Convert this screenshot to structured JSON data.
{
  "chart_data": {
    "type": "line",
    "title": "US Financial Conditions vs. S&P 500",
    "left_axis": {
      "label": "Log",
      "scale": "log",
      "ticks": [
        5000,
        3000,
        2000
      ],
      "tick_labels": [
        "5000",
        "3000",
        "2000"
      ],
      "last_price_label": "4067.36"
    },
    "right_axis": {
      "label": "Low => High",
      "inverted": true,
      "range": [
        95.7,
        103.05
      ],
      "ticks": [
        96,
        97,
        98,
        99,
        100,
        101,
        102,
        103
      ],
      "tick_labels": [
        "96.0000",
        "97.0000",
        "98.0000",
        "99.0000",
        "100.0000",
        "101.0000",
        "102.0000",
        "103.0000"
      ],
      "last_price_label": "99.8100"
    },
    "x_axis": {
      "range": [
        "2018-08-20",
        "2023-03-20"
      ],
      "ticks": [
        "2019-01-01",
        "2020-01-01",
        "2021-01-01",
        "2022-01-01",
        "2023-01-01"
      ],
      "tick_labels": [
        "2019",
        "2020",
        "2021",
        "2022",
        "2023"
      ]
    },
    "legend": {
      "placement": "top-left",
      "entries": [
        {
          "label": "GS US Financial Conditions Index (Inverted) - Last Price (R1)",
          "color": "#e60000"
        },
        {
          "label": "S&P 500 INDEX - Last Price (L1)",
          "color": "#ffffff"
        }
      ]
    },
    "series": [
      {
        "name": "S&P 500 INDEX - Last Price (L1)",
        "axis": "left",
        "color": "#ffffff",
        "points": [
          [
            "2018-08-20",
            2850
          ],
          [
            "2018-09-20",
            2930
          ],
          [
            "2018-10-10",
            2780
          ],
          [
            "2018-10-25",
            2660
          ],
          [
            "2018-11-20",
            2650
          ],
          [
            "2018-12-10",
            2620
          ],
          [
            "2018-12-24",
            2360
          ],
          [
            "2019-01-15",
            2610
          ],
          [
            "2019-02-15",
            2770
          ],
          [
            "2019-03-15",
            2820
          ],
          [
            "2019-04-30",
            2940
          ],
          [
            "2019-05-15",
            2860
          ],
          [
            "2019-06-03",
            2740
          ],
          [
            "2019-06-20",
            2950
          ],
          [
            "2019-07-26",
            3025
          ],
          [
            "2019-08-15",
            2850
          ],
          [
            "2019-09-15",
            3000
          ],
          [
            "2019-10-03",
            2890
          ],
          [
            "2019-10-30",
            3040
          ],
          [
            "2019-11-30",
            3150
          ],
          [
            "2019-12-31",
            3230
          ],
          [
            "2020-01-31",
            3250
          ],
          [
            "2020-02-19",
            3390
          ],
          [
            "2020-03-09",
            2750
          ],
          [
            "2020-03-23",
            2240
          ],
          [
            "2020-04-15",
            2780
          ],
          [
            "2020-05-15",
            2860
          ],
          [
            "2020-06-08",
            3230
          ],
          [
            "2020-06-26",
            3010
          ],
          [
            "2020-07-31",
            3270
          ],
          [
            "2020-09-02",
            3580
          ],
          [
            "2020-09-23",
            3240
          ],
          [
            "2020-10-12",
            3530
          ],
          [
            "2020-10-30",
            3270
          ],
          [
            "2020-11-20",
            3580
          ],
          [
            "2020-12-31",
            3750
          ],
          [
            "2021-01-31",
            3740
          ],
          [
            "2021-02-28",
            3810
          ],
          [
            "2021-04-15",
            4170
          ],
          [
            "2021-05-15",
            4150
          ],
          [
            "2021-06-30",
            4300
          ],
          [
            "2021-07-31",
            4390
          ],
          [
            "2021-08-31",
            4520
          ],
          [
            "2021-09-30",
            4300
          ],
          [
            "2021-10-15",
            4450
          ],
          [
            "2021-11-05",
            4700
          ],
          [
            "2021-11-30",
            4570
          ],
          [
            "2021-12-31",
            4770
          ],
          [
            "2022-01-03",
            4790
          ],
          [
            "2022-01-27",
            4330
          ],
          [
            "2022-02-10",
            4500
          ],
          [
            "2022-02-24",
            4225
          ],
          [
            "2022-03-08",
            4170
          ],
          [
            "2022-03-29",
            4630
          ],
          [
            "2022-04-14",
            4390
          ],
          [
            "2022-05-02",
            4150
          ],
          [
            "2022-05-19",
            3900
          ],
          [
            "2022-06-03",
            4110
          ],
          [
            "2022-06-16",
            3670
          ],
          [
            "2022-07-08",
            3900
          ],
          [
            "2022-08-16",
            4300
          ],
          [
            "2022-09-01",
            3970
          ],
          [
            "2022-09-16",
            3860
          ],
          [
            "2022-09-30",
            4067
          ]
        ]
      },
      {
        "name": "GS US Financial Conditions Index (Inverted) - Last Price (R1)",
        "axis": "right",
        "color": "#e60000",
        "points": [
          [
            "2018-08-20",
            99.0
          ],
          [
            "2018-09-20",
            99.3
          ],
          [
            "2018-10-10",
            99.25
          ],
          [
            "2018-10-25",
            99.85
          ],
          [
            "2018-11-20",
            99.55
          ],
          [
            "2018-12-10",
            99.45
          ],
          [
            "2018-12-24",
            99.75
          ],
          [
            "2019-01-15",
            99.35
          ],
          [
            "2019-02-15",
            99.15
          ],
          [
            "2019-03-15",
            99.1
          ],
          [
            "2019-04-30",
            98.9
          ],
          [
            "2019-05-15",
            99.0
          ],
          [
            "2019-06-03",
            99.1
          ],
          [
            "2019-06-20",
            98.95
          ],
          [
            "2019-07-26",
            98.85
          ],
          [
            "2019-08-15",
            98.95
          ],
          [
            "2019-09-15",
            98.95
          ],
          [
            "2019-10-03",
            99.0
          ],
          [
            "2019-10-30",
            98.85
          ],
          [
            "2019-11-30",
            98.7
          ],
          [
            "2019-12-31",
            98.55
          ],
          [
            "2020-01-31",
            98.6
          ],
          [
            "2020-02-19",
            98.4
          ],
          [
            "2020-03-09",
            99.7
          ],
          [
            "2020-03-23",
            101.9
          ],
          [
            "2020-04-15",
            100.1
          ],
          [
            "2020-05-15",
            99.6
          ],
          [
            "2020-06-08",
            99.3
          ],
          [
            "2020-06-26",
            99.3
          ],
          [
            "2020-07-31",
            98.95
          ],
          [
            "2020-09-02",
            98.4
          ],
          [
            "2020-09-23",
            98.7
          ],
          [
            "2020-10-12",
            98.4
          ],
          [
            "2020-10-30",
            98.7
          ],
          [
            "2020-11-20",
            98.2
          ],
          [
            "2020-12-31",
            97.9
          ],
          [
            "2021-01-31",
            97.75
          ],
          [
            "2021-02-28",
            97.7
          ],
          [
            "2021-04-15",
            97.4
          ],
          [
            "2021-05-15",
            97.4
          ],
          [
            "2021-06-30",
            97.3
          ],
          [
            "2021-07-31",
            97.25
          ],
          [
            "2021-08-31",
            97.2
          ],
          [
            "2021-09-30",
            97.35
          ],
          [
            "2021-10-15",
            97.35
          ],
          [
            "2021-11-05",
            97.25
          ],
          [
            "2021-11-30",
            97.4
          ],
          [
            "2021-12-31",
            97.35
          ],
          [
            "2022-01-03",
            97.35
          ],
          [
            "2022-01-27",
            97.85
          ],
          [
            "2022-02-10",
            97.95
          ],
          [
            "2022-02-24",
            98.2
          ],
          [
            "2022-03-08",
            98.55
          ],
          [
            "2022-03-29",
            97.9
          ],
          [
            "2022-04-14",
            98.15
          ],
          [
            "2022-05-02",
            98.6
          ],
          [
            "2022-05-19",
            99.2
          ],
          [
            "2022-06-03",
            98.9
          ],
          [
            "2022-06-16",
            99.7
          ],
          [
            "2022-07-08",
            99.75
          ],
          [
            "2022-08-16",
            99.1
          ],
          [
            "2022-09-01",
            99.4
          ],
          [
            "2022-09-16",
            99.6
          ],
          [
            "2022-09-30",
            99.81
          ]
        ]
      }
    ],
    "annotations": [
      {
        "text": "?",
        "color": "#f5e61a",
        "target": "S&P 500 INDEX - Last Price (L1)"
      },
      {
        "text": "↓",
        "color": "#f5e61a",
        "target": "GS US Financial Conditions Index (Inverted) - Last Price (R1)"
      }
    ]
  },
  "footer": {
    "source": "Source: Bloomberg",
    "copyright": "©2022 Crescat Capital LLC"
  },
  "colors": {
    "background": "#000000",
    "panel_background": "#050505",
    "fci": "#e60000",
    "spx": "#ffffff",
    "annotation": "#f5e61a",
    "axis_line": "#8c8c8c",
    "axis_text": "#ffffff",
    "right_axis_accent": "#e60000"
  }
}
——
• [EXERCISE TASK]
Identify the lines of the data that contain the word "name". Copy each of them.

• [WORKED ANSWER]
        "name": "S&P 500 INDEX - Last Price (L1)",
        "name": "GS US Financial Conditions Index (Inverted) - Last Price (R1)",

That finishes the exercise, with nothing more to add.